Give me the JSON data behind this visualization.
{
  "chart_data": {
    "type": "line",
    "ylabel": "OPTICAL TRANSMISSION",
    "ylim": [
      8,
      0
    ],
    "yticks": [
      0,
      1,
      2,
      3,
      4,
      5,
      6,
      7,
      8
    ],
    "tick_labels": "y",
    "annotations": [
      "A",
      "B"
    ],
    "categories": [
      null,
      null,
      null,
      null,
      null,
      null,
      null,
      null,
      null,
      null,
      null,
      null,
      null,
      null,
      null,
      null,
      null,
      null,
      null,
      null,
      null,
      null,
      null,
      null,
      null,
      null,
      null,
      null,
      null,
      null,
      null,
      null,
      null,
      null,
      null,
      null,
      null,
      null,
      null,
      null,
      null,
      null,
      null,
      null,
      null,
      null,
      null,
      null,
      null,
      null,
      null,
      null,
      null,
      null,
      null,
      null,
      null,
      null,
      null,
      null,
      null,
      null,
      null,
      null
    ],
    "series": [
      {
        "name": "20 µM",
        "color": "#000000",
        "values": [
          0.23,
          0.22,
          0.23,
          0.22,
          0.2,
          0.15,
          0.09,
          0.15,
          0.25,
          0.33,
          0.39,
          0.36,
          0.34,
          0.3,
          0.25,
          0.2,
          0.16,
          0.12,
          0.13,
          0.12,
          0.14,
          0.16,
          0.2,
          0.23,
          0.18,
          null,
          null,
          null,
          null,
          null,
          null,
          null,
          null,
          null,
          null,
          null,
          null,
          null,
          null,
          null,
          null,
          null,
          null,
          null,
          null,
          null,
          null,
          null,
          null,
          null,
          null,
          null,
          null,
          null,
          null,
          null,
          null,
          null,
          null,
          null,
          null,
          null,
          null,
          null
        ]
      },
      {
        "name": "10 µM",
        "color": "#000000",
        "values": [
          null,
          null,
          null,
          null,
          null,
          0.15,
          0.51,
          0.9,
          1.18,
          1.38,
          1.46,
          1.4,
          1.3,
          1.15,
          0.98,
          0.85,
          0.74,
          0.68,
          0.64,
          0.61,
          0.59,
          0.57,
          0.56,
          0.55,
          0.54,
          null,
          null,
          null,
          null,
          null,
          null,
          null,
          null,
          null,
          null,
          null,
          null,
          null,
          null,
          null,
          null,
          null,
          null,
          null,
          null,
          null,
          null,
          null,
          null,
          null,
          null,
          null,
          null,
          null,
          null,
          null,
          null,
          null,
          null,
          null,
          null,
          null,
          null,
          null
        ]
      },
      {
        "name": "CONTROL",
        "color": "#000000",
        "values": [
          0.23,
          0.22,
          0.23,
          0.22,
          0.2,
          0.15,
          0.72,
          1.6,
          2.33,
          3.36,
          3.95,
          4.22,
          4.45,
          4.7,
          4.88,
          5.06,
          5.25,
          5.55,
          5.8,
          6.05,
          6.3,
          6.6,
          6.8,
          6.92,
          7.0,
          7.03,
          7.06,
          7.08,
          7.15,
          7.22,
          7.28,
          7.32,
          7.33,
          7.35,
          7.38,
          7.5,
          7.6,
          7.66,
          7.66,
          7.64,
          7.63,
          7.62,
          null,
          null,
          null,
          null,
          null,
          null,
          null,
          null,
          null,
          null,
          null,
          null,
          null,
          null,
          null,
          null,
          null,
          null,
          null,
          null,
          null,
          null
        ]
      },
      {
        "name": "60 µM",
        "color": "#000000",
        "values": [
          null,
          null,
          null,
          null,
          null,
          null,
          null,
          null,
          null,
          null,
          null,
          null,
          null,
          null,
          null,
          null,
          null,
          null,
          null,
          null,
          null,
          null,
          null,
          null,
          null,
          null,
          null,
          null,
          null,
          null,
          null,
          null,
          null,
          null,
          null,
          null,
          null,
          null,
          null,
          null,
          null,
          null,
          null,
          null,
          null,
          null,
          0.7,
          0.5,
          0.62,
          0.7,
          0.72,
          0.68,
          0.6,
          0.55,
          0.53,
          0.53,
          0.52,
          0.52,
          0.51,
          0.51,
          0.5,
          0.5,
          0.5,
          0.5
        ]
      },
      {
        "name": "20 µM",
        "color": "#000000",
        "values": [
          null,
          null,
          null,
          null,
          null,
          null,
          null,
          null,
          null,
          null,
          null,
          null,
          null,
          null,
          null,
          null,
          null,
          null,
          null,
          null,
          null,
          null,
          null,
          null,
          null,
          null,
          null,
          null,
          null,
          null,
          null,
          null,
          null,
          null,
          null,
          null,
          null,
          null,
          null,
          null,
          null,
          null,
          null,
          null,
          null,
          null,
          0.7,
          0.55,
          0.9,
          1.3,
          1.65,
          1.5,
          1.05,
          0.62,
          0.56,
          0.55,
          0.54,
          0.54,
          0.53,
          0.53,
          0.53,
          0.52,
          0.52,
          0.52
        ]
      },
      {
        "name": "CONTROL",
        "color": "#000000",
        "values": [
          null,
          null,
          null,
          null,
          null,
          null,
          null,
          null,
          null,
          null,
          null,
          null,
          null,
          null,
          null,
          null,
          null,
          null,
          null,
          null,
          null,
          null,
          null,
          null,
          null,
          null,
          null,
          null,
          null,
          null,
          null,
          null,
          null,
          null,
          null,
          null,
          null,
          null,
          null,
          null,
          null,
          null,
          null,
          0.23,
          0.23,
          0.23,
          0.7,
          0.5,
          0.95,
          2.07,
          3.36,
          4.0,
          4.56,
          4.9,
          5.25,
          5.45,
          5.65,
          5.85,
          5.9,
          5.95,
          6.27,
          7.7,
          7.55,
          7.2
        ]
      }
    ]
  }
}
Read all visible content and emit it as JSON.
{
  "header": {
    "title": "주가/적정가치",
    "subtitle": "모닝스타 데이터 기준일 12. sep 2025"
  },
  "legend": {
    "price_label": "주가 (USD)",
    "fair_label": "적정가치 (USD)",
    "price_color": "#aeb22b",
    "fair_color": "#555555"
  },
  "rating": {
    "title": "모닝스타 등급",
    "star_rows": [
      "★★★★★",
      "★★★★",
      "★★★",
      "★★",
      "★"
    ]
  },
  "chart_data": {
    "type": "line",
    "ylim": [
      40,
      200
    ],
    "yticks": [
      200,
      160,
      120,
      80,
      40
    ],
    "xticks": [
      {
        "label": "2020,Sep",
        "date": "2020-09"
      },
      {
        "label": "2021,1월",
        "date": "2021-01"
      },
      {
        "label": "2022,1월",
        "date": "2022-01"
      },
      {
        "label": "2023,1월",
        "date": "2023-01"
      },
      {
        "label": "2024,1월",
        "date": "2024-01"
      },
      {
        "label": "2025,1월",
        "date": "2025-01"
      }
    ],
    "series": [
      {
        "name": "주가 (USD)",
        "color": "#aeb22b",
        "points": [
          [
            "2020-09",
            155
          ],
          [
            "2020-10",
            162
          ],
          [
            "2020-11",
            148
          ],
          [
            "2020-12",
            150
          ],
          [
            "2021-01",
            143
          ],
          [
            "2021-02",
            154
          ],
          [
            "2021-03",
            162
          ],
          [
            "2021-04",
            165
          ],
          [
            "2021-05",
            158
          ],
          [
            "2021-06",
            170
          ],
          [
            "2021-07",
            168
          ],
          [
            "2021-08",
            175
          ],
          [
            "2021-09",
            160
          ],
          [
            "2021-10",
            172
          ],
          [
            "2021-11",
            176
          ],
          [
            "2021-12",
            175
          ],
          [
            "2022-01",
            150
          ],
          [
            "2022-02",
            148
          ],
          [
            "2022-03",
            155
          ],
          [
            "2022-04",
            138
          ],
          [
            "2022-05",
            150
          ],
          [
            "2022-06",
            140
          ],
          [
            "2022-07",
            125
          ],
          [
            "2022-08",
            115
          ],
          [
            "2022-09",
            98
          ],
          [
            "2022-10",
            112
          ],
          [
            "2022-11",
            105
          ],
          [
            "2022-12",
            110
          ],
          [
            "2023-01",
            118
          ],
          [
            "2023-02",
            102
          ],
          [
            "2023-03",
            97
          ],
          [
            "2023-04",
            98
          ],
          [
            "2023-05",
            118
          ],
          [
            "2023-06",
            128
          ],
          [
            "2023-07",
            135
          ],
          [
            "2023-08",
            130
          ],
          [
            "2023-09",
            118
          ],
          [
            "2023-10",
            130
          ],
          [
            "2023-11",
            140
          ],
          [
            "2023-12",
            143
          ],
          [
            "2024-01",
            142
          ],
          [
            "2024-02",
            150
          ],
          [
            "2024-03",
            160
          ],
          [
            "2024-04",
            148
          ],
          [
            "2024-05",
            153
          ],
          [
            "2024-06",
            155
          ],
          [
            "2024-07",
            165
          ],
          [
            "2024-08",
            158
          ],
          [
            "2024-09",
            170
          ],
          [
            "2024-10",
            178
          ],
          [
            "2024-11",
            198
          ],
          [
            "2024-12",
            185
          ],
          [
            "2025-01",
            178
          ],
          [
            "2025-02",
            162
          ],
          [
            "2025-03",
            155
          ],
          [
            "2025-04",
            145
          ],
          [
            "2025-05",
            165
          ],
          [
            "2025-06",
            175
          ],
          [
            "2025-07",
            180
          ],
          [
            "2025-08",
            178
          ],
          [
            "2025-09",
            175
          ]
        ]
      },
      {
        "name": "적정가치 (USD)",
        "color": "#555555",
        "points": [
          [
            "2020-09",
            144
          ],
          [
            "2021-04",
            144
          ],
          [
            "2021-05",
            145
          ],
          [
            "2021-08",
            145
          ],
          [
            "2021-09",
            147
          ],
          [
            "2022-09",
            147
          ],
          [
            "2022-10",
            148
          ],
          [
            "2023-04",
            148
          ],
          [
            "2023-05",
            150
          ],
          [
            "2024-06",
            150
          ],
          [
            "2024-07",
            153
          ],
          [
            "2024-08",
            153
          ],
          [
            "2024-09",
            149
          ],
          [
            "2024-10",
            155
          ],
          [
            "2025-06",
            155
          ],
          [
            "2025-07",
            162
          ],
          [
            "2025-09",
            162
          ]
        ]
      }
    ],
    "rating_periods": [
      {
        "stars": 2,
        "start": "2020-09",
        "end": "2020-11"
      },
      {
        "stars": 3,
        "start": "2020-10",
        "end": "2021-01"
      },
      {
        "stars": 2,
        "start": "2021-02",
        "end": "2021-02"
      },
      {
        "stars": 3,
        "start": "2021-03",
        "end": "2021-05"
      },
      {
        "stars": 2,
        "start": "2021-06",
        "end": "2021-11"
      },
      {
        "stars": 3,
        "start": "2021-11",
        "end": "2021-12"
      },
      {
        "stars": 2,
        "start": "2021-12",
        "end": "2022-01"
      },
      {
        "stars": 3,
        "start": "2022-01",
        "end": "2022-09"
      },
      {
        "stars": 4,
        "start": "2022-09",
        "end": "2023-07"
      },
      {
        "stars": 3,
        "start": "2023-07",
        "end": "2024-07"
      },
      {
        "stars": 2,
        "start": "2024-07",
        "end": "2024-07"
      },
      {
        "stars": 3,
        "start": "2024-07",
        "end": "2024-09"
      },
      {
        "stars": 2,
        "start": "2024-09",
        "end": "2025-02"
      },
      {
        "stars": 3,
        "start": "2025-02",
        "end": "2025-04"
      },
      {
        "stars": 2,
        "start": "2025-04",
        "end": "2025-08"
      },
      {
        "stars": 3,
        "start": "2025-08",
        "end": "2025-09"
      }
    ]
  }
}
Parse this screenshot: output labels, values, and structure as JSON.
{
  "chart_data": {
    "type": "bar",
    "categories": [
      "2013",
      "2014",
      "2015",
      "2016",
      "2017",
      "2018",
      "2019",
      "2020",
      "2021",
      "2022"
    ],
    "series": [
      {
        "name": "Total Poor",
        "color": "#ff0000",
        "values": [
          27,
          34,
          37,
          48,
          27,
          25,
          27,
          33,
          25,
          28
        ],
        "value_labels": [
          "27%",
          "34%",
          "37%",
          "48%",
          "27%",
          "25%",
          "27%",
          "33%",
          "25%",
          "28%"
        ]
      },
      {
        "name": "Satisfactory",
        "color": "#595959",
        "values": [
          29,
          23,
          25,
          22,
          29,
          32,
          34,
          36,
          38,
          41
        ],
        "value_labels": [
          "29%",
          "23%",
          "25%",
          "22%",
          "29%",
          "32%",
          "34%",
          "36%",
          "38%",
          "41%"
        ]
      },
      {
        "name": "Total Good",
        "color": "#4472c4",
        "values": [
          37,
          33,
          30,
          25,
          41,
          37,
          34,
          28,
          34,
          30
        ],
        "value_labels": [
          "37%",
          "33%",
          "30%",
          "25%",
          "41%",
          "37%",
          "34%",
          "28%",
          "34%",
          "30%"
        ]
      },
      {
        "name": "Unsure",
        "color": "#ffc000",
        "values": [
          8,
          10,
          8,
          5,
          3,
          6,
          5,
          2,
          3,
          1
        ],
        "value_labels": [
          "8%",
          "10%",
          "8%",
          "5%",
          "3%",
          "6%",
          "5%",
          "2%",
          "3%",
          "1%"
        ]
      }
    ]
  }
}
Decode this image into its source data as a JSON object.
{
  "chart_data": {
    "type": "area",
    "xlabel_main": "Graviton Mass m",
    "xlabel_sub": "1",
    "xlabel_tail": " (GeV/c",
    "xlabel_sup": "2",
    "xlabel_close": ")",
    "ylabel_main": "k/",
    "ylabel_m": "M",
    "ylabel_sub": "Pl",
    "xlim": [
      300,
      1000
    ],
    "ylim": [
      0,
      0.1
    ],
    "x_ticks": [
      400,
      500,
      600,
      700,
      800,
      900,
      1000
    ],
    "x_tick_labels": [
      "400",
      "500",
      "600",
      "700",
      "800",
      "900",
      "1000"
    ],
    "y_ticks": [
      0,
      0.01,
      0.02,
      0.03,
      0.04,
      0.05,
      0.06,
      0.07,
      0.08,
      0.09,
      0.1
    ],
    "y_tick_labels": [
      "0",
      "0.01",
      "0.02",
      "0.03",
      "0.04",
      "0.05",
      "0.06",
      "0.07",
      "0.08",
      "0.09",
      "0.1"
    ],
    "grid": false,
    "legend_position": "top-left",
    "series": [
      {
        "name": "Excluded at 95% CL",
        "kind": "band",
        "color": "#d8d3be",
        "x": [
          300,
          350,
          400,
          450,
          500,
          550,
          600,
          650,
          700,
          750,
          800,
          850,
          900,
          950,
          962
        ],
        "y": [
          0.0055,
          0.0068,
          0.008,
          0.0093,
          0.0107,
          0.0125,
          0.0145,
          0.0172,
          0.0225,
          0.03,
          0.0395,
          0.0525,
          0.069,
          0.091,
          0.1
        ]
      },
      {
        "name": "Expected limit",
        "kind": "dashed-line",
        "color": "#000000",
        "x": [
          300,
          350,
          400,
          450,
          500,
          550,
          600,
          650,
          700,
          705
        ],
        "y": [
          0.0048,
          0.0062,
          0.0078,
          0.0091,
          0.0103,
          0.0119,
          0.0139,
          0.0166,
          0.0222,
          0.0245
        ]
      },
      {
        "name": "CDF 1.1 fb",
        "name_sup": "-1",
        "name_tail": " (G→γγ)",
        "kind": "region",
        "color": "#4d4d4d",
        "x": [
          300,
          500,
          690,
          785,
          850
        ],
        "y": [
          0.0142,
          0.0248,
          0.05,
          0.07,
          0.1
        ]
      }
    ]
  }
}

Task description => Search the data above for the word "모닝스타", then gather each line in which it appears.

Response for this exercise =>
    "subtitle": "모닝스타 데이터 기준일 12. sep 2025"
    "title": "모닝스타 등급",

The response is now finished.